Begin at the line that contains "Read this page and output its text content." and reproduce it along with every line after it to the end of the listing; skip any pictures.

| INPUT RECORDS |

::::

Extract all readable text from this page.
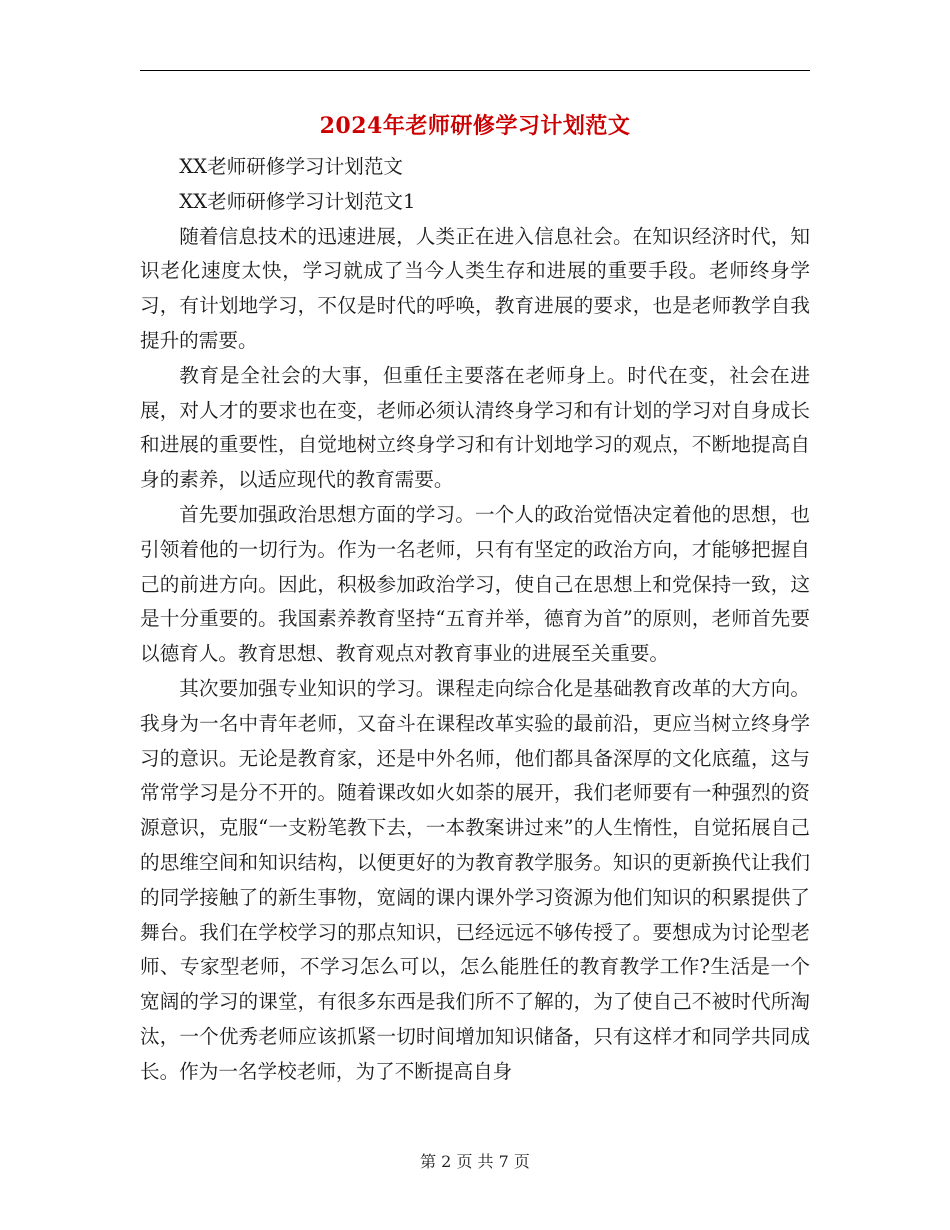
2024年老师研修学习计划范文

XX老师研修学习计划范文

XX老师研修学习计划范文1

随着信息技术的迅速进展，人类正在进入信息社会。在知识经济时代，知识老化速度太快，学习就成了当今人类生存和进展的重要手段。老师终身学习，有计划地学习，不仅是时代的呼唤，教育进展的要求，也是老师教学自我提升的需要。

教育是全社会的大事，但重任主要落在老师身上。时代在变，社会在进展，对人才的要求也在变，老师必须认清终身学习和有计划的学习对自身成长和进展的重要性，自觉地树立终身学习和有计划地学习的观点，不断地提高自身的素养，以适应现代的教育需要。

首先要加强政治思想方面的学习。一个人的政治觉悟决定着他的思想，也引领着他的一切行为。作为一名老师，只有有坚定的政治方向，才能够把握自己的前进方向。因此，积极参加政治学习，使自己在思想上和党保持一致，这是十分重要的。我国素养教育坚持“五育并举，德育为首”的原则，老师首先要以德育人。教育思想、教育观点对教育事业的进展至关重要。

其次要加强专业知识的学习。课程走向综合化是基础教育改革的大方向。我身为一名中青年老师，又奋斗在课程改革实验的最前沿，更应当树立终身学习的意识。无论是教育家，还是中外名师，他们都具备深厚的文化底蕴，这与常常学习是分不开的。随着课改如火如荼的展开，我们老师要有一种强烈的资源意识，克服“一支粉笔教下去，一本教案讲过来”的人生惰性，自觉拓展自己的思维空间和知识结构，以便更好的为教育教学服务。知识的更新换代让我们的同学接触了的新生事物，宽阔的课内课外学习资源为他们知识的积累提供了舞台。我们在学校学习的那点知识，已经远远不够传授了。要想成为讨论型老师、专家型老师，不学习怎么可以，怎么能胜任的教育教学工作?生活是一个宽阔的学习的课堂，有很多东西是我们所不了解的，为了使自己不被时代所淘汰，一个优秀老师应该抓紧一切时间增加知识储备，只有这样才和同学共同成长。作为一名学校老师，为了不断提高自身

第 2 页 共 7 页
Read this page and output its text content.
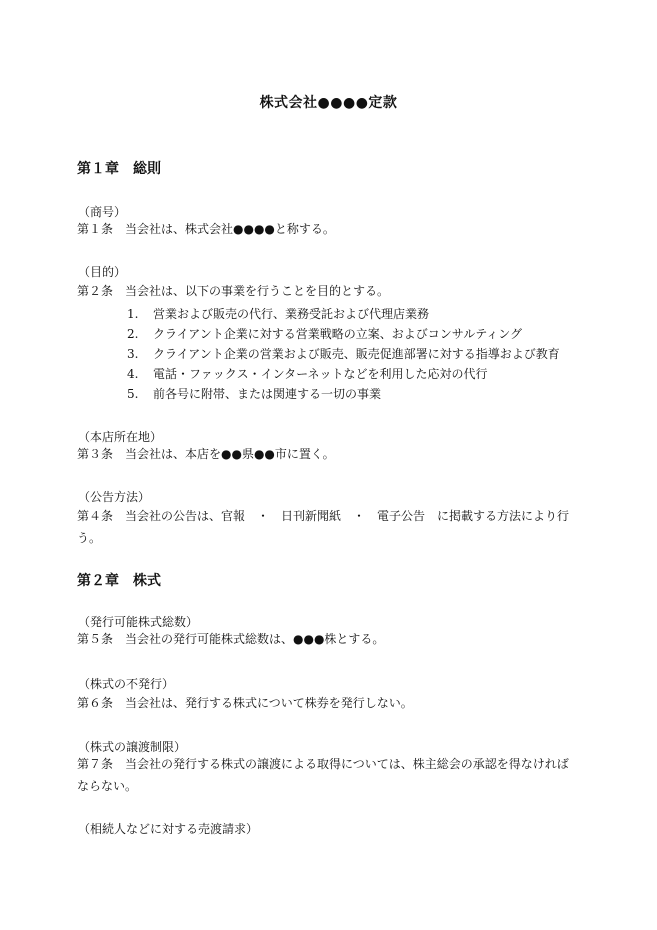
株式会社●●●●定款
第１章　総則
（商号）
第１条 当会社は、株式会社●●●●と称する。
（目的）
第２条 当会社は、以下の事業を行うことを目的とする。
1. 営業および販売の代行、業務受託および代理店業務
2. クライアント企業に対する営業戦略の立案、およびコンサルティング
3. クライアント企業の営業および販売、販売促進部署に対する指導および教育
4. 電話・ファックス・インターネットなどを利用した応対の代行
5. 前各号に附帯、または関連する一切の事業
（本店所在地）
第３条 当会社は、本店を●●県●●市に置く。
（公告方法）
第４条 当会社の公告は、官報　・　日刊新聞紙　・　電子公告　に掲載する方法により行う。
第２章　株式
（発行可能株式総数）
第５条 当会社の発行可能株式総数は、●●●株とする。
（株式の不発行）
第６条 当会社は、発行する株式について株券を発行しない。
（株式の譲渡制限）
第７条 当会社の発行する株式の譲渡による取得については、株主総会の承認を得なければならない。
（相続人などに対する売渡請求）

::::

| EXPECTED ANSWER |
Read this page and output its text content.
株式会社●●●●定款
第１章　総則
（商号）
第１条 当会社は、株式会社●●●●と称する。
（目的）
第２条 当会社は、以下の事業を行うことを目的とする。
1. 営業および販売の代行、業務受託および代理店業務
2. クライアント企業に対する営業戦略の立案、およびコンサルティング
3. クライアント企業の営業および販売、販売促進部署に対する指導および教育
4. 電話・ファックス・インターネットなどを利用した応対の代行
5. 前各号に附帯、または関連する一切の事業
（本店所在地）
第３条 当会社は、本店を●●県●●市に置く。
（公告方法）
第４条 当会社の公告は、官報　・　日刊新聞紙　・　電子公告　に掲載する方法により行う。
第２章　株式
（発行可能株式総数）
第５条 当会社の発行可能株式総数は、●●●株とする。
（株式の不発行）
第６条 当会社は、発行する株式について株券を発行しない。
（株式の譲渡制限）
第７条 当会社の発行する株式の譲渡による取得については、株主総会の承認を得なければならない。
（相続人などに対する売渡請求）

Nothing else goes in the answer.